- Problem
Transcribe the records that follow in their entirety, omitting any pictures.

- Supplied material
▼

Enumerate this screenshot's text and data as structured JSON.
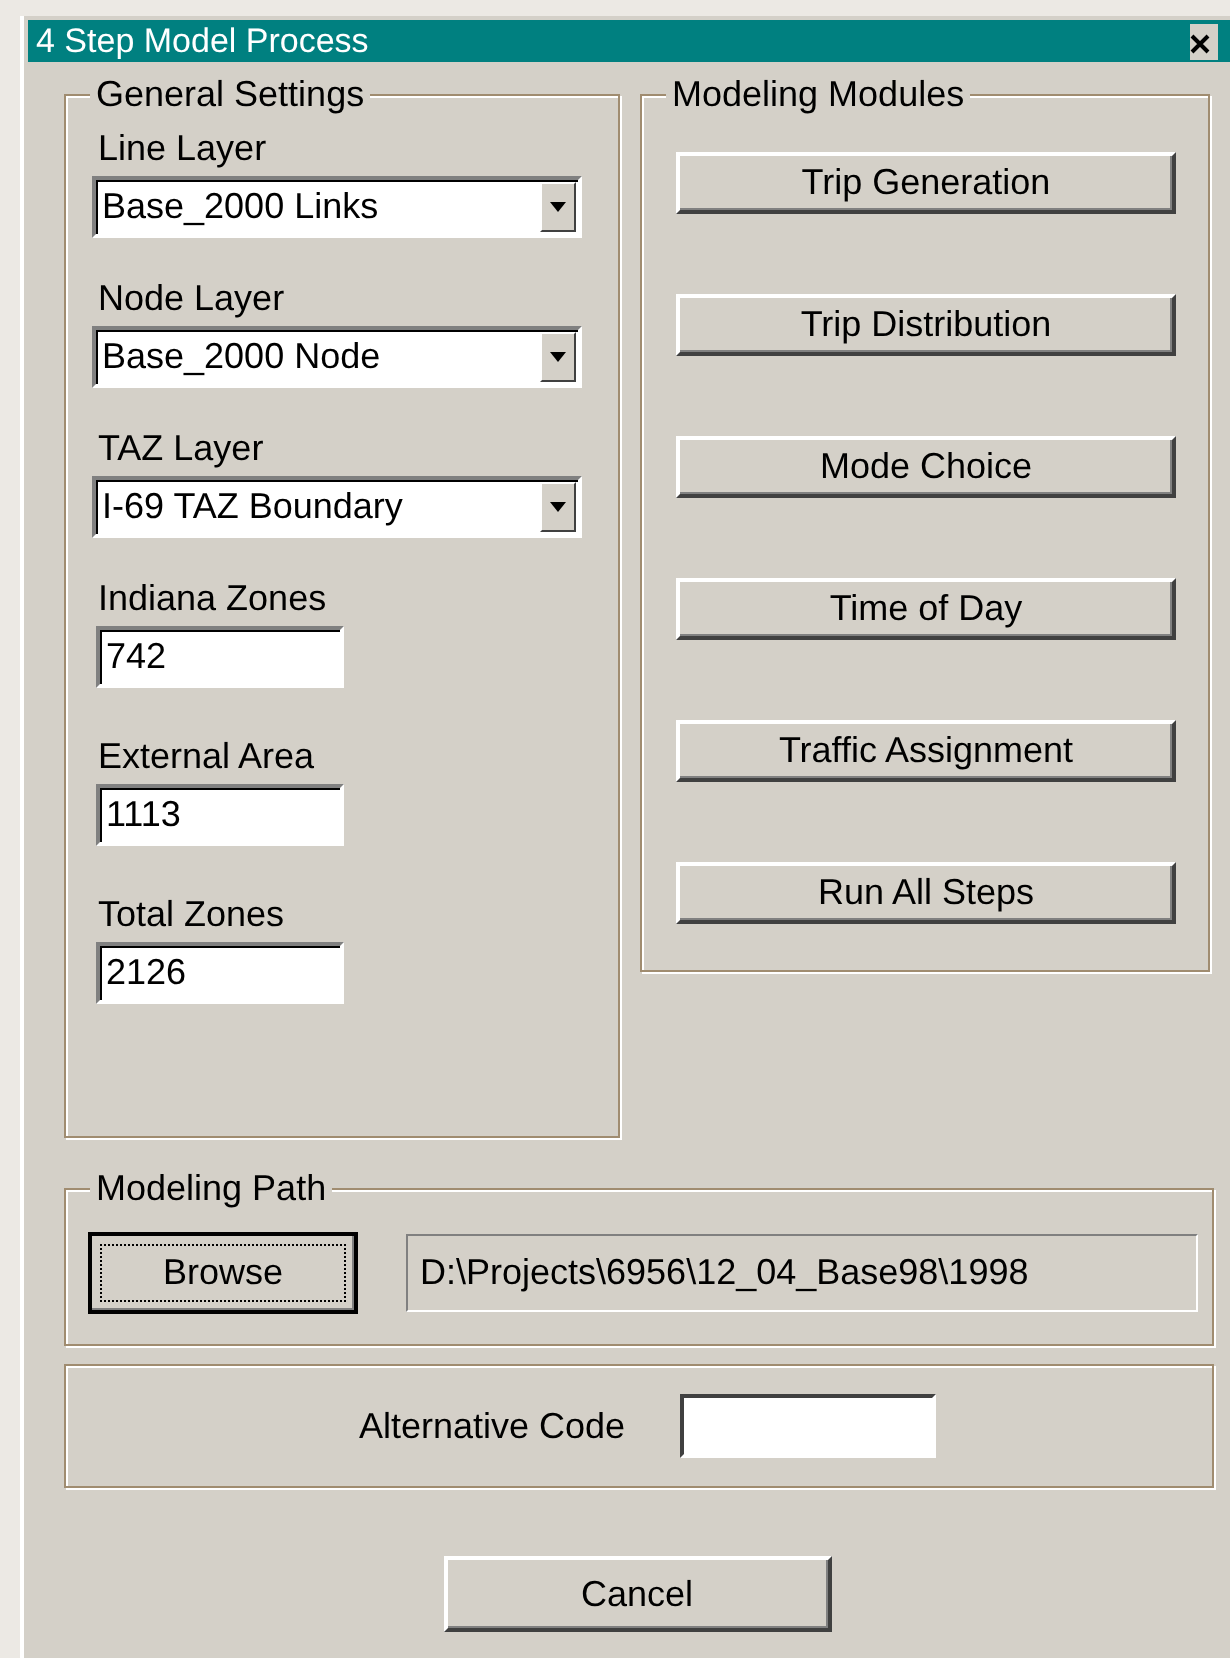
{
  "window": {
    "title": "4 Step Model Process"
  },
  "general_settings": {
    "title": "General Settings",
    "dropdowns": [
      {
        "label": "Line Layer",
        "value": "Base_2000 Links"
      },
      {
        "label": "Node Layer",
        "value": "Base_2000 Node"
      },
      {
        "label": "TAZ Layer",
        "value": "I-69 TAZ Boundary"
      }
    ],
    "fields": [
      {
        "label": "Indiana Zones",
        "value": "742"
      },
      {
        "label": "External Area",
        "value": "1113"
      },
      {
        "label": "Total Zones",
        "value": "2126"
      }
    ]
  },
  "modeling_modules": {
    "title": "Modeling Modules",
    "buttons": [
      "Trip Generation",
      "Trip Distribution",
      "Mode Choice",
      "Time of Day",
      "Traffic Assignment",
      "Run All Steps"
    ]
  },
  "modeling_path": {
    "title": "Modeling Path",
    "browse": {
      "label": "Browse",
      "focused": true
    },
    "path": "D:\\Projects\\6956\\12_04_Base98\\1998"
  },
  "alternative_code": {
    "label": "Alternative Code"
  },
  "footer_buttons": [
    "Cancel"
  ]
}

▲

- Right answer
Enumerate this screenshot's text and data as structured JSON.
{
  "window": {
    "title": "4 Step Model Process"
  },
  "general_settings": {
    "title": "General Settings",
    "dropdowns": [
      {
        "label": "Line Layer",
        "value": "Base_2000 Links"
      },
      {
        "label": "Node Layer",
        "value": "Base_2000 Node"
      },
      {
        "label": "TAZ Layer",
        "value": "I-69 TAZ Boundary"
      }
    ],
    "fields": [
      {
        "label": "Indiana Zones",
        "value": "742"
      },
      {
        "label": "External Area",
        "value": "1113"
      },
      {
        "label": "Total Zones",
        "value": "2126"
      }
    ]
  },
  "modeling_modules": {
    "title": "Modeling Modules",
    "buttons": [
      "Trip Generation",
      "Trip Distribution",
      "Mode Choice",
      "Time of Day",
      "Traffic Assignment",
      "Run All Steps"
    ]
  },
  "modeling_path": {
    "title": "Modeling Path",
    "browse": {
      "label": "Browse",
      "focused": true
    },
    "path": "D:\\Projects\\6956\\12_04_Base98\\1998"
  },
  "alternative_code": {
    "label": "Alternative Code"
  },
  "footer_buttons": [
    "Cancel"
  ]
}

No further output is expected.